▶ [THE TASK]: Look for the string "name" in every line, and copy each line that has it.

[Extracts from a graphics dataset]
========================================================================
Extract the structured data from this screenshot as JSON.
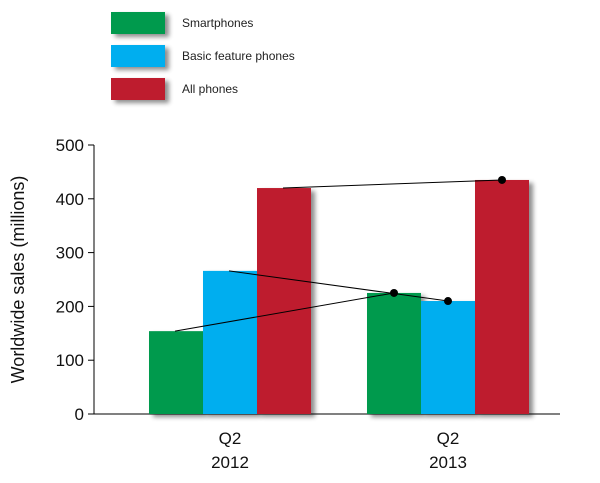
{
  "chart_data": {
    "type": "bar",
    "categories": [
      {
        "line1": "Q2",
        "line2": "2012"
      },
      {
        "line1": "Q2",
        "line2": "2013"
      }
    ],
    "series": [
      {
        "name": "Smartphones",
        "color": "#009a4e",
        "values": [
          154,
          225
        ]
      },
      {
        "name": "Basic feature phones",
        "color": "#00aeef",
        "values": [
          266,
          210
        ]
      },
      {
        "name": "All phones",
        "color": "#be1e2d",
        "values": [
          420,
          435
        ]
      }
    ],
    "ylabel": "Worldwide sales (millions)",
    "xlabel": "",
    "title": "",
    "ylim": [
      0,
      500
    ],
    "yticks": [
      0,
      100,
      200,
      300,
      400,
      500
    ],
    "grid": false,
    "legend_position": "top-left",
    "trend_lines": true
  }
}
========================================================================
▶ [WRITTEN SOLUTION]:
        "name": "Smartphones",
        "name": "Basic feature phones",
        "name": "All phones",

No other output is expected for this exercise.